Exercise prompt
Write out only the tail of the records, beginning at the line containing "Extract the structured" and including the last line, exactly as written.

— START OF Listing —

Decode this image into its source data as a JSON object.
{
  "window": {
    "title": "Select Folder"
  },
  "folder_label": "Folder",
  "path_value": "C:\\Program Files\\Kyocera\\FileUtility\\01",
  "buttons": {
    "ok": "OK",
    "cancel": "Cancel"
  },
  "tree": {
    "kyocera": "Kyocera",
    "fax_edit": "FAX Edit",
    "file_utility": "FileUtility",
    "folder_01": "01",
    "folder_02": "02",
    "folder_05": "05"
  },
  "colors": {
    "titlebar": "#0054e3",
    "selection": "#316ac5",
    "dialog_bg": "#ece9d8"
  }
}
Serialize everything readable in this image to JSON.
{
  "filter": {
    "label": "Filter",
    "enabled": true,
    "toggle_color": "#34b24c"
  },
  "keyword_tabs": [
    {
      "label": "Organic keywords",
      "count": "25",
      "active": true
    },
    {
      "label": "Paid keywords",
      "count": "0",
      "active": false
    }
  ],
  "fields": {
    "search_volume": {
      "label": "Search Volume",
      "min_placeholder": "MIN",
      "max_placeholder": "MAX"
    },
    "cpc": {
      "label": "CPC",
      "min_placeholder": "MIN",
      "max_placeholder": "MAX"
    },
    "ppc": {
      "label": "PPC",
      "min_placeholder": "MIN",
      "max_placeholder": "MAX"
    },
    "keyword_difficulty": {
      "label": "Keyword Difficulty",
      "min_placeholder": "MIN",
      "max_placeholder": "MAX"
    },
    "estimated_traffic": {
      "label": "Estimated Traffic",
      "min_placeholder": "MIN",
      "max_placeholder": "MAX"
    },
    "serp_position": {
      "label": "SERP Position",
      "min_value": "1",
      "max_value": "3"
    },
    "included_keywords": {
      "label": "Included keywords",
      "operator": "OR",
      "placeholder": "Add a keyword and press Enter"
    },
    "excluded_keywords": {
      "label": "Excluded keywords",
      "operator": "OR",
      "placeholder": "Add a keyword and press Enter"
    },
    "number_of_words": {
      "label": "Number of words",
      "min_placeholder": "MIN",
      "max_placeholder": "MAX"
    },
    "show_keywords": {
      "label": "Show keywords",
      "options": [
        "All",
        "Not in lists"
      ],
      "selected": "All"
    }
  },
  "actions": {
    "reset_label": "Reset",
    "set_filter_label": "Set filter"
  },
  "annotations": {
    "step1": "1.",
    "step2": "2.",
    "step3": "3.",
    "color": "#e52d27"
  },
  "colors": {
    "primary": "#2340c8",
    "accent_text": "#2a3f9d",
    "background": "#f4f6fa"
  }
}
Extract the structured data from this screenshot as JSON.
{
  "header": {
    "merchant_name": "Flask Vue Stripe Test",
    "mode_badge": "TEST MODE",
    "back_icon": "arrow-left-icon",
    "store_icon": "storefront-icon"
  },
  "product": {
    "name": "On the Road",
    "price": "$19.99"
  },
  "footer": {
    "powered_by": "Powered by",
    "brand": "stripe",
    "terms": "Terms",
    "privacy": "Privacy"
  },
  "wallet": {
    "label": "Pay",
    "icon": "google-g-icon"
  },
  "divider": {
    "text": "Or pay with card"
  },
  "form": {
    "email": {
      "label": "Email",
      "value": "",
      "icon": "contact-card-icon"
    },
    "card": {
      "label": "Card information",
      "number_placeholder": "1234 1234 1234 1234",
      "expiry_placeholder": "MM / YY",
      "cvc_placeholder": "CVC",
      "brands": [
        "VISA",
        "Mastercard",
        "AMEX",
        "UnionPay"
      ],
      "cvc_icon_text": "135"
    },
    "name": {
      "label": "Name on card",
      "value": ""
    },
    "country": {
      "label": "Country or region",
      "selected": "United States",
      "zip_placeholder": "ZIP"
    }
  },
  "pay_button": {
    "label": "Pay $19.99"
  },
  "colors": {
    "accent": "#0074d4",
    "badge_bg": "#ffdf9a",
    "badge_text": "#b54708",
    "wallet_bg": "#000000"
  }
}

— END OF Listing —

Worked solution
Extract the structured data from this screenshot as JSON.
{
  "header": {
    "merchant_name": "Flask Vue Stripe Test",
    "mode_badge": "TEST MODE",
    "back_icon": "arrow-left-icon",
    "store_icon": "storefront-icon"
  },
  "product": {
    "name": "On the Road",
    "price": "$19.99"
  },
  "footer": {
    "powered_by": "Powered by",
    "brand": "stripe",
    "terms": "Terms",
    "privacy": "Privacy"
  },
  "wallet": {
    "label": "Pay",
    "icon": "google-g-icon"
  },
  "divider": {
    "text": "Or pay with card"
  },
  "form": {
    "email": {
      "label": "Email",
      "value": "",
      "icon": "contact-card-icon"
    },
    "card": {
      "label": "Card information",
      "number_placeholder": "1234 1234 1234 1234",
      "expiry_placeholder": "MM / YY",
      "cvc_placeholder": "CVC",
      "brands": [
        "VISA",
        "Mastercard",
        "AMEX",
        "UnionPay"
      ],
      "cvc_icon_text": "135"
    },
    "name": {
      "label": "Name on card",
      "value": ""
    },
    "country": {
      "label": "Country or region",
      "selected": "United States",
      "zip_placeholder": "ZIP"
    }
  },
  "pay_button": {
    "label": "Pay $19.99"
  },
  "colors": {
    "accent": "#0074d4",
    "badge_bg": "#ffdf9a",
    "badge_text": "#b54708",
    "wallet_bg": "#000000"
  }
}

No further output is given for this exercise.